Raw records:

** start **

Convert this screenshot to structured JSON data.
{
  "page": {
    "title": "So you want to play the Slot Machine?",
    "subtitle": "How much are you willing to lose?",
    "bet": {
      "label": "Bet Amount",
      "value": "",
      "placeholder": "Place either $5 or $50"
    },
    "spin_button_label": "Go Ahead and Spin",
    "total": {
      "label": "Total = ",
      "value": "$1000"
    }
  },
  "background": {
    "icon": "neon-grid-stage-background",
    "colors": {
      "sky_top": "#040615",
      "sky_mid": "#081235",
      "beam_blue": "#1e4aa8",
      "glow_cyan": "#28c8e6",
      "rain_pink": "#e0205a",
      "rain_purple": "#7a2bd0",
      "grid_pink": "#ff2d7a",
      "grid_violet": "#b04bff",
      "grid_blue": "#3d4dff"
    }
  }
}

** end **

• _WHAT THE EXERCISE ASKS_
Repeat every record, keeping each word and mark exactly as it is.

• _RESULT OF THIS TASK_
Convert this screenshot to structured JSON data.
{
  "page": {
    "title": "So you want to play the Slot Machine?",
    "subtitle": "How much are you willing to lose?",
    "bet": {
      "label": "Bet Amount",
      "value": "",
      "placeholder": "Place either $5 or $50"
    },
    "spin_button_label": "Go Ahead and Spin",
    "total": {
      "label": "Total = ",
      "value": "$1000"
    }
  },
  "background": {
    "icon": "neon-grid-stage-background",
    "colors": {
      "sky_top": "#040615",
      "sky_mid": "#081235",
      "beam_blue": "#1e4aa8",
      "glow_cyan": "#28c8e6",
      "rain_pink": "#e0205a",
      "rain_purple": "#7a2bd0",
      "grid_pink": "#ff2d7a",
      "grid_violet": "#b04bff",
      "grid_blue": "#3d4dff"
    }
  }
}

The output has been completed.